Text excerpt:
# # # #
# 5 % DEWA Administration charge ?



## Lenochka (Apr 19, 2008)

Folks,
I am just about to sign the contract for a flat. In addition to some other stuff, it is my understanding that there is a 5 % DEWA administration charge levied.
5% of the anual rent divided by 12, i.e. monthly. 

Some folks I know mentioned that there is a way around it...something along the lines of Landlord needs to be on top of the address and then it will not be charged.....sounds a bit strange to me...but anyhow, if there is a way to avoid those charges I would obviously be interested...

anybody know anything about this ?

Any info appreciated

Cheers
Lenochka


----------



## Kansaag (Aug 6, 2008)

*Rental contract/deposit*

Hi
First time I hear about that. When you rent a flat, apart from the price mentioned or advertised, you will pay 5% deposit and 5% agent's fee. You do pay a deposit to DEWA (elec & water) like in any country, but I will check today how much it is. 

Make sure that you get a registered copy of your rental contract back. Otherwise you cant complain! See the RERA website (Real Estate Regulatory Agency, Land Dept, Governm Dubai) for more information. You can also enquiry at one of the bigger rental agencies like Betterhomes, how they go about.
# # # #
Task set:
1. Reproduce word for word the passage of the DEWA charge thread from "## Kansaag (Aug" to "much it is.".
2. List every charge that the DEWA charge thread gives as 5%.
The items that follow come from a source separate from the DEWA charge thread.
# # # #
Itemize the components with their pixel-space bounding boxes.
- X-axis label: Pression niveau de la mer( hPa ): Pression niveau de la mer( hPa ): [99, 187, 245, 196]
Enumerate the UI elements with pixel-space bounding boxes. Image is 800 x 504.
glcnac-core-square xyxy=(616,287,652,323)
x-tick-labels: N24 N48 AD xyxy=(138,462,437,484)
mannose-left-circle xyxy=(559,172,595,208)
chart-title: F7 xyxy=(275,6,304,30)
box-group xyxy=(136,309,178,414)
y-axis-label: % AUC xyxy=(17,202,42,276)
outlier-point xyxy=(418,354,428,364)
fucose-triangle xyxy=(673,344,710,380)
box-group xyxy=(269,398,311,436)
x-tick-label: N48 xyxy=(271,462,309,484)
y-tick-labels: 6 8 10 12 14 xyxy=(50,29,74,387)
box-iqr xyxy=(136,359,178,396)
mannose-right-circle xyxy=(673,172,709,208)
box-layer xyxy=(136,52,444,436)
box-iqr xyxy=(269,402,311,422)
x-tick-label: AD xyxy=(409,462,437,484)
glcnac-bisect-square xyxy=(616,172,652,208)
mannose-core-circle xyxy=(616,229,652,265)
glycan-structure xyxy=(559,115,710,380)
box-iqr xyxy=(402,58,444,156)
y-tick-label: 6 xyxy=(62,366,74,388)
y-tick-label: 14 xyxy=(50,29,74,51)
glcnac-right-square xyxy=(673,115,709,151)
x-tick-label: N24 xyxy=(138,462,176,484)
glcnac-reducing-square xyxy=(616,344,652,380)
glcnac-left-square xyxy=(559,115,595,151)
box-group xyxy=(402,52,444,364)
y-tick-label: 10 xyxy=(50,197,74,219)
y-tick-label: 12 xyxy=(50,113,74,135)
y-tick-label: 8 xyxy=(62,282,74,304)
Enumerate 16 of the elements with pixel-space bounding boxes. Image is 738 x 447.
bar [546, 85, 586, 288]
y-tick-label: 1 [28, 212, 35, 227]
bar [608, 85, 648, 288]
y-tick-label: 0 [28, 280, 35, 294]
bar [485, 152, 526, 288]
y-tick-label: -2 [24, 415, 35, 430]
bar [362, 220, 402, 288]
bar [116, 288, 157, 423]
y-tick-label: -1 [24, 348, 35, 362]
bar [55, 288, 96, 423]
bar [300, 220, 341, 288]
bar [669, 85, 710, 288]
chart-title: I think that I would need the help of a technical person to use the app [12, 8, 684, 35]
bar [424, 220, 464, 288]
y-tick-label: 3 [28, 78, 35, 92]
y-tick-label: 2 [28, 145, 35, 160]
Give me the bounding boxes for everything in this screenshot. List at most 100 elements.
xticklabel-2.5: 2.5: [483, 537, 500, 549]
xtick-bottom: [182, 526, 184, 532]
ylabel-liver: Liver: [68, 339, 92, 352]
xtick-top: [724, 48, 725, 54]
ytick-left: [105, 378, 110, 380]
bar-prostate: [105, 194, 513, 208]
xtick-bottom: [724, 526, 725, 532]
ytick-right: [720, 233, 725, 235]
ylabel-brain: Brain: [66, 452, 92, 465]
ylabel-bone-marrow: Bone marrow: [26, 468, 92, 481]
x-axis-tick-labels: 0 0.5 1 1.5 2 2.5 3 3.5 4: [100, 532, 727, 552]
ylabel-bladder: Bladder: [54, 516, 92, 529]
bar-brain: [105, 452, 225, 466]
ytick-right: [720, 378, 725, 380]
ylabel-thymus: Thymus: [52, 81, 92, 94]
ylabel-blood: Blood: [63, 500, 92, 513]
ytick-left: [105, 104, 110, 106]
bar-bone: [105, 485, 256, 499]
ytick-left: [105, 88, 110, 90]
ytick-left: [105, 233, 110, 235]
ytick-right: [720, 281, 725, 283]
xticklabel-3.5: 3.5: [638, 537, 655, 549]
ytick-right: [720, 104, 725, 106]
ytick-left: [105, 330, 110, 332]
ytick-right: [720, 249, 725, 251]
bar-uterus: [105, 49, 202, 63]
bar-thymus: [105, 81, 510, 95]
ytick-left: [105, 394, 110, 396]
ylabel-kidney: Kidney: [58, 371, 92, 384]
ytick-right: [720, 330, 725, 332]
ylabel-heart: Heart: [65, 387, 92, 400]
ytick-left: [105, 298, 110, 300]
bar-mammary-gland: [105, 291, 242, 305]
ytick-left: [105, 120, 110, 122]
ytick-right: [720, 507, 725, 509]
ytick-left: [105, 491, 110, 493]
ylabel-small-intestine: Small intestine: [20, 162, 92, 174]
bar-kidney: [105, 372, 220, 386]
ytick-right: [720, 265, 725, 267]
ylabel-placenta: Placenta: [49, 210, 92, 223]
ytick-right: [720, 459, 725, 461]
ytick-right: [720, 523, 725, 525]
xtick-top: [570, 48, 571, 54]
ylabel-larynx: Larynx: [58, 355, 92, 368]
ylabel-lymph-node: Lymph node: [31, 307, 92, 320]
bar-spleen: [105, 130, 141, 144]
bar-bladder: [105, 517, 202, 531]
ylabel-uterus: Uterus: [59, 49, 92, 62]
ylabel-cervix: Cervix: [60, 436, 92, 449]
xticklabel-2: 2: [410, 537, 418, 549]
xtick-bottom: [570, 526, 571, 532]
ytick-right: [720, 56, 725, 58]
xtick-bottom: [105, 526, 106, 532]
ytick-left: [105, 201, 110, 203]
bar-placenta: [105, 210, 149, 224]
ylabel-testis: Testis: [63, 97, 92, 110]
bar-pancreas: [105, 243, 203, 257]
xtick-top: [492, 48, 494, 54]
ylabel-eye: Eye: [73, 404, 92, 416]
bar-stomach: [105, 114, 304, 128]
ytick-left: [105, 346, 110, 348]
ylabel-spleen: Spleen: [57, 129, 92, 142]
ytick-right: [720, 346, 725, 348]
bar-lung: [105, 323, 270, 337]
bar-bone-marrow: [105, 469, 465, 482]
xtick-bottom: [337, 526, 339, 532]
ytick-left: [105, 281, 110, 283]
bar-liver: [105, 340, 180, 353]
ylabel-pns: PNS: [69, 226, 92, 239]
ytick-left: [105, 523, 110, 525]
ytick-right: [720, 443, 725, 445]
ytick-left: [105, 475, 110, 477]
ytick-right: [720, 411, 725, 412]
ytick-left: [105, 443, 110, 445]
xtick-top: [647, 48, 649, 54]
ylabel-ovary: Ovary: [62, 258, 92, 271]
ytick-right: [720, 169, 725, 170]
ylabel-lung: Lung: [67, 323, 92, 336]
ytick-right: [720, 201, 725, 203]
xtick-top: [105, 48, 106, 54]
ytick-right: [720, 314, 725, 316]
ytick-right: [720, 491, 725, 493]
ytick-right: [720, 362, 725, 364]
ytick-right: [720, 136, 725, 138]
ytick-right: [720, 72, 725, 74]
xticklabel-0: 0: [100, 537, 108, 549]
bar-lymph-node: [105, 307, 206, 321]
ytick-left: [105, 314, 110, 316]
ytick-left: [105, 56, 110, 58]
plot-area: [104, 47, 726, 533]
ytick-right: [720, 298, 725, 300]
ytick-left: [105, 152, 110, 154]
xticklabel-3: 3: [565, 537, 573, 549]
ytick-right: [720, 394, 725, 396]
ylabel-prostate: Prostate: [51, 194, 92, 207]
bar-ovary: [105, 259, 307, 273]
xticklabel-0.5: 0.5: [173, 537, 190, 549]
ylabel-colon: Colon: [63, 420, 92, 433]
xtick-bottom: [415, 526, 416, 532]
# # # #
Exercise solutions:
1.
## Kansaag (Aug 6, 2008)

*Rental contract/deposit*

Hi
First time I hear about that. When you rent a flat, apart from the price mentioned or advertised, you will pay 5% deposit and 5% agent's fee. You do pay a deposit to DEWA (elec & water) like in any country, but I will check today how much it is.

2.
- DEWA administration charge
- Deposit
- Agent's fee